___ Material ___

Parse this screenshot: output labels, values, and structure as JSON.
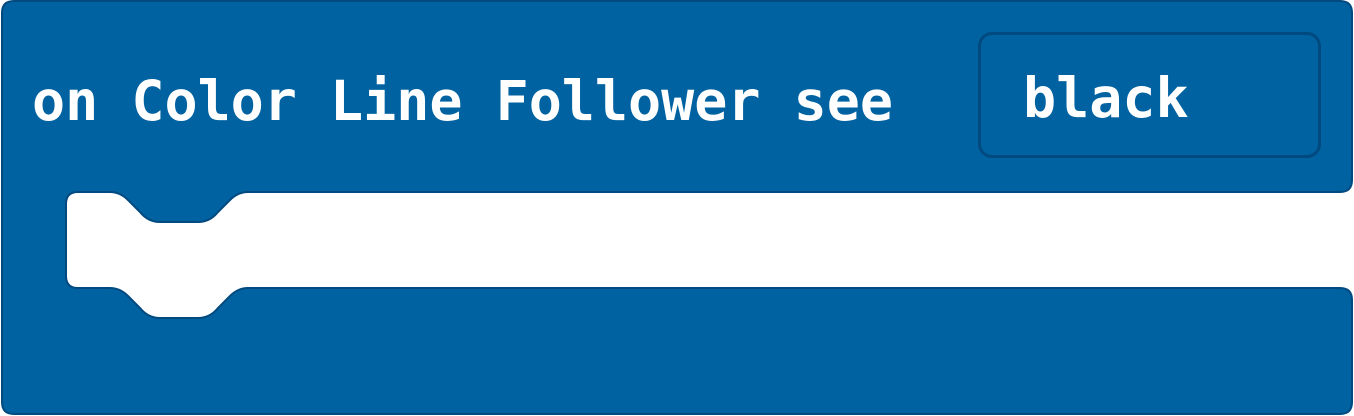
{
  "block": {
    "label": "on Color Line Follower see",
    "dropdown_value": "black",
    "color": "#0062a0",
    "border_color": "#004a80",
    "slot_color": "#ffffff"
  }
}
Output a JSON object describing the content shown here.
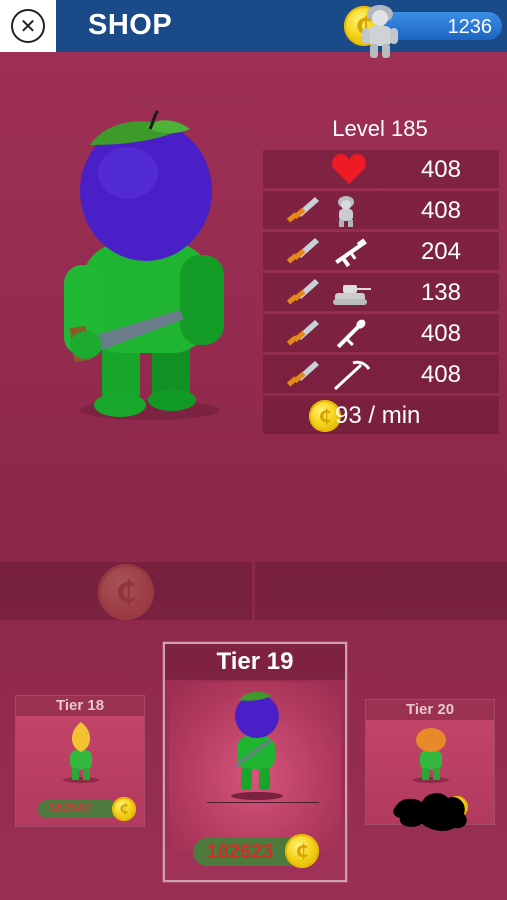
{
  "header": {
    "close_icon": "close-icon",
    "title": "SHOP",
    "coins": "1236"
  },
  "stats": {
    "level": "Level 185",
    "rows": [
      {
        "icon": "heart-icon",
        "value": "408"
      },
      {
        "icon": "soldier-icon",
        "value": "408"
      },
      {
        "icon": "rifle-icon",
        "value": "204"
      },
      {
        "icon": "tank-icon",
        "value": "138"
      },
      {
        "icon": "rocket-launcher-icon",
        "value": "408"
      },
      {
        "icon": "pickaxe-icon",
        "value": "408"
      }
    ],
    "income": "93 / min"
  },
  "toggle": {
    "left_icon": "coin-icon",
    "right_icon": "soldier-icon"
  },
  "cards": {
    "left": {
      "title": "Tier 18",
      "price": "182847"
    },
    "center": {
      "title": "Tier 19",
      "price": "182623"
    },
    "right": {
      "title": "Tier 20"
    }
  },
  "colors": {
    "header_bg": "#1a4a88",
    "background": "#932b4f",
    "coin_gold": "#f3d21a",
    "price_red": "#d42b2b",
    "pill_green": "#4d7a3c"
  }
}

___
___ Material ___

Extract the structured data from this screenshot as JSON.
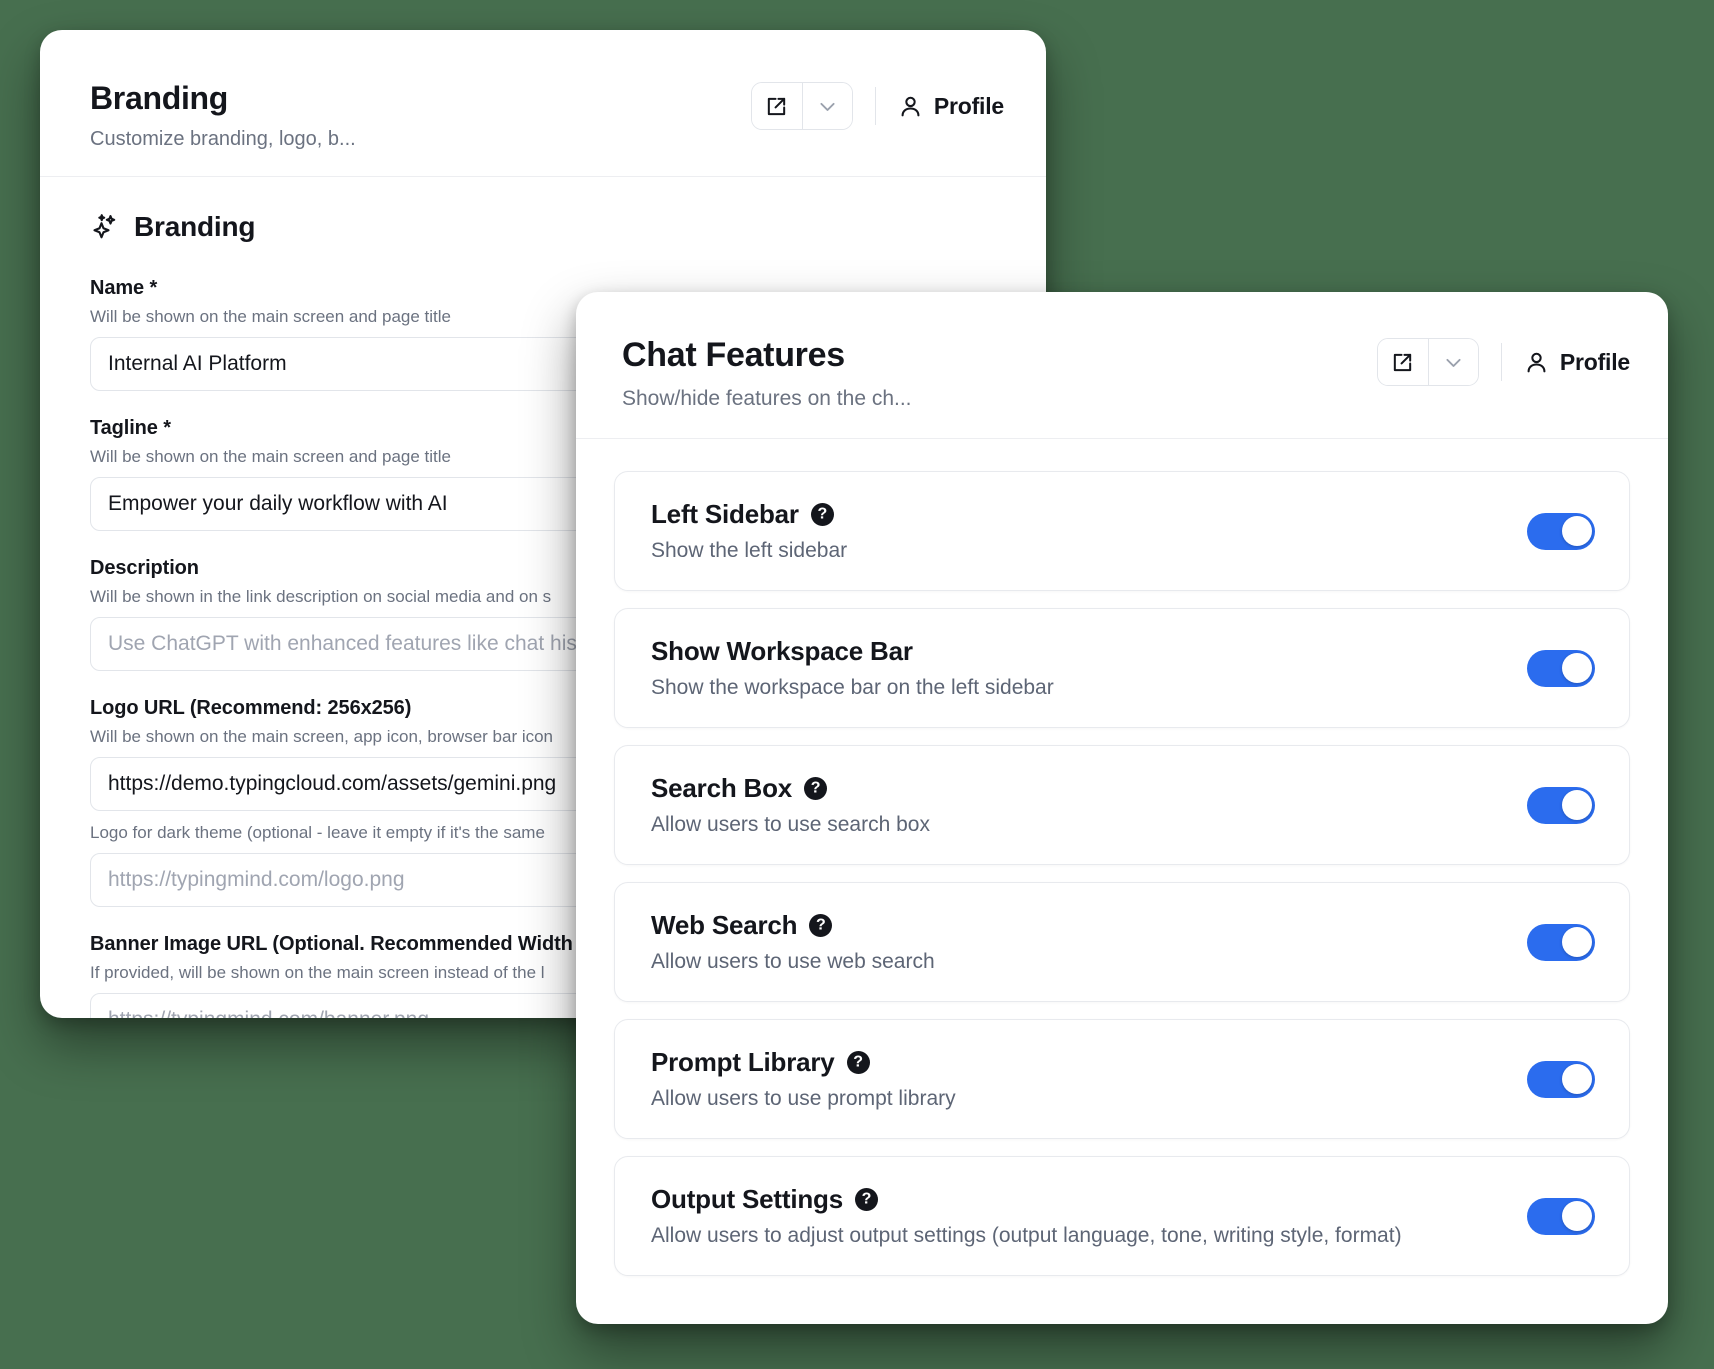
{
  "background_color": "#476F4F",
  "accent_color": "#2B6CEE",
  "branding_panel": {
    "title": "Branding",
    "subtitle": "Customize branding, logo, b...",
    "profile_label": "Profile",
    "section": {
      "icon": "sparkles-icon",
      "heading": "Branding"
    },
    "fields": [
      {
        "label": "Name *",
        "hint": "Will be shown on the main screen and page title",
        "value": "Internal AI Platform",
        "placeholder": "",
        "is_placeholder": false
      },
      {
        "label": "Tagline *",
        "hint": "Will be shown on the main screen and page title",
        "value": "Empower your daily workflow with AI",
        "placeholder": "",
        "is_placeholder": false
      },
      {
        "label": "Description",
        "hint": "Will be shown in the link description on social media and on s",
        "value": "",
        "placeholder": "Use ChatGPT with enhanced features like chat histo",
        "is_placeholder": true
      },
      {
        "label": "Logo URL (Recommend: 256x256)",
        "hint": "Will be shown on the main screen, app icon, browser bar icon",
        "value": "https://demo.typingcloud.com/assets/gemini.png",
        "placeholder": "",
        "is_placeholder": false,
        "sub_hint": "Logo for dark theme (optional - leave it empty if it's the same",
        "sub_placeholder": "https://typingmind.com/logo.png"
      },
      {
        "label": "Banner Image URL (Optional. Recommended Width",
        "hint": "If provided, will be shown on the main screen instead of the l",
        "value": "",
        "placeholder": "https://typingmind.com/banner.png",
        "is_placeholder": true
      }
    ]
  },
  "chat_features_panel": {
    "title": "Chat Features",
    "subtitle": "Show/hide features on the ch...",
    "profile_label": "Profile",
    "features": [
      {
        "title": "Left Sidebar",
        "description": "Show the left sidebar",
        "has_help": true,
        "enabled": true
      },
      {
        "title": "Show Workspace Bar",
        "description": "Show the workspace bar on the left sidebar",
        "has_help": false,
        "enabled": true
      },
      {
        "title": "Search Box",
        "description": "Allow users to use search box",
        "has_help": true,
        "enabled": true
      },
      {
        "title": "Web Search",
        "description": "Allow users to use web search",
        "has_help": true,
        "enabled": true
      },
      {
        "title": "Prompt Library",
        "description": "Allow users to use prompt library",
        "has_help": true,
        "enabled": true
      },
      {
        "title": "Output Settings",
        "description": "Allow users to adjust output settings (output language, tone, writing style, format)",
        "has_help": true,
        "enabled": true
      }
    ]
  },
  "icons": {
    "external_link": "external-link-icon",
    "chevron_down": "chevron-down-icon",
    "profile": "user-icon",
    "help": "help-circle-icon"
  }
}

___
___ Material ___

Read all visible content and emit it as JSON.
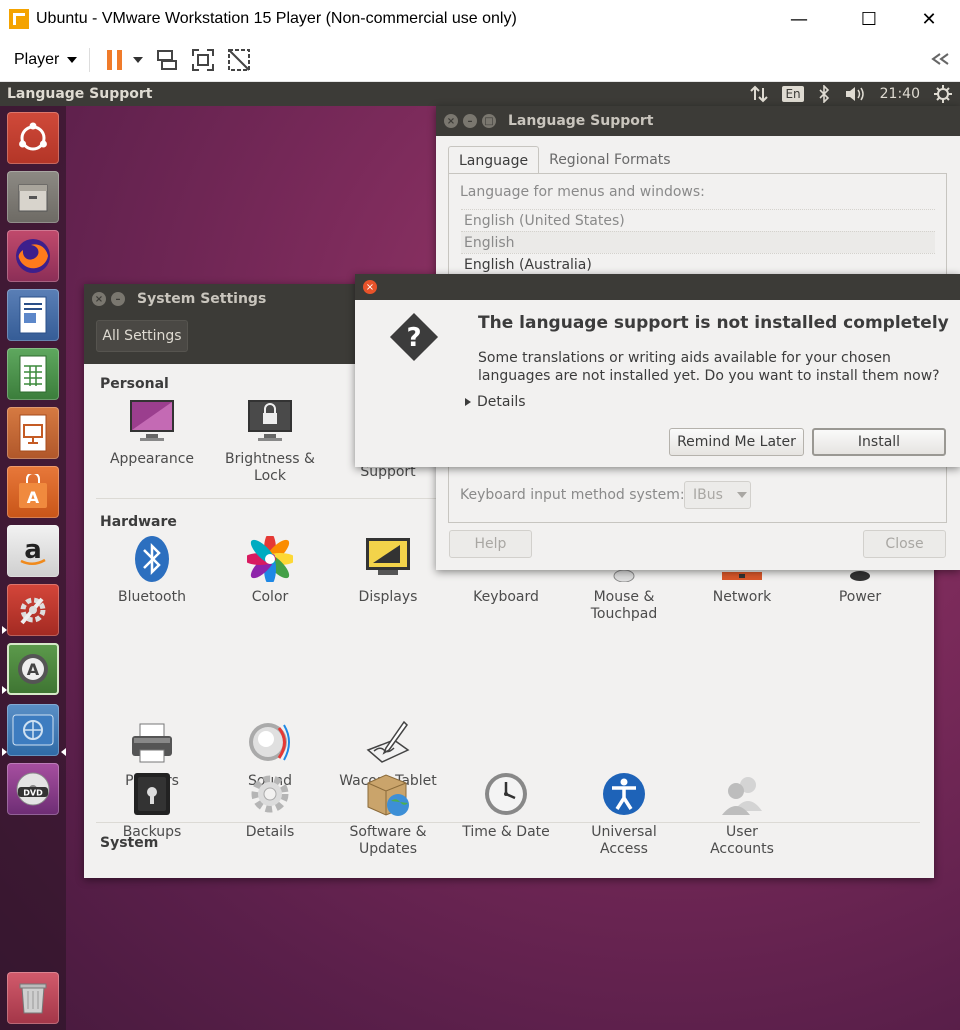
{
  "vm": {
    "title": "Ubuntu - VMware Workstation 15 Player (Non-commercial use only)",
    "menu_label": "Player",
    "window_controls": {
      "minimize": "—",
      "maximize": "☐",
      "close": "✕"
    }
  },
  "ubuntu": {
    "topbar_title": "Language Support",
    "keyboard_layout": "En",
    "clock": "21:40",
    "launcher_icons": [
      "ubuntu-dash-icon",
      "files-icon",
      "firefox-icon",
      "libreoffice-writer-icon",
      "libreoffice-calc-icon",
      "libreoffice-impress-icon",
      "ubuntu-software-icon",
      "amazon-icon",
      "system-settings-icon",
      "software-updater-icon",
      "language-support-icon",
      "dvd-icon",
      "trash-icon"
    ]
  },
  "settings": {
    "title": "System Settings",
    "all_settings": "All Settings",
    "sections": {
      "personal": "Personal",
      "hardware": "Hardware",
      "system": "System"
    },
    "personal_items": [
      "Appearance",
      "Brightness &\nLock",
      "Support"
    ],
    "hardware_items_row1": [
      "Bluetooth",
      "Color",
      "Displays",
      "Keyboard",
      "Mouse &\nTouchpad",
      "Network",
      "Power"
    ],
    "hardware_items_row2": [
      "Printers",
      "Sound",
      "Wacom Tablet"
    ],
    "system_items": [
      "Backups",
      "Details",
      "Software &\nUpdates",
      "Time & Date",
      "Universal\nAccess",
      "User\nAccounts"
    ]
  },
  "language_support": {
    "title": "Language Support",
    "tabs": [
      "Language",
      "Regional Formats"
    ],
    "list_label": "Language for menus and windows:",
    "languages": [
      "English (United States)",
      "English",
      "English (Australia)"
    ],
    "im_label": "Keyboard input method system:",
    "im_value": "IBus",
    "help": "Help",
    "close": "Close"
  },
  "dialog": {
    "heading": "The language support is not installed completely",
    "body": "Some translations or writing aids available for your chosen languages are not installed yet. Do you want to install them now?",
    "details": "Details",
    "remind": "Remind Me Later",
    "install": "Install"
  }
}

___

* What to produce
Extract lines where the string "your" occurs.

* Solution
        "value": "Empower your daily workflow with AI",
    "body": "Some translations or writing aids available for your chosen languages are not installed yet. Do you want to install them now?",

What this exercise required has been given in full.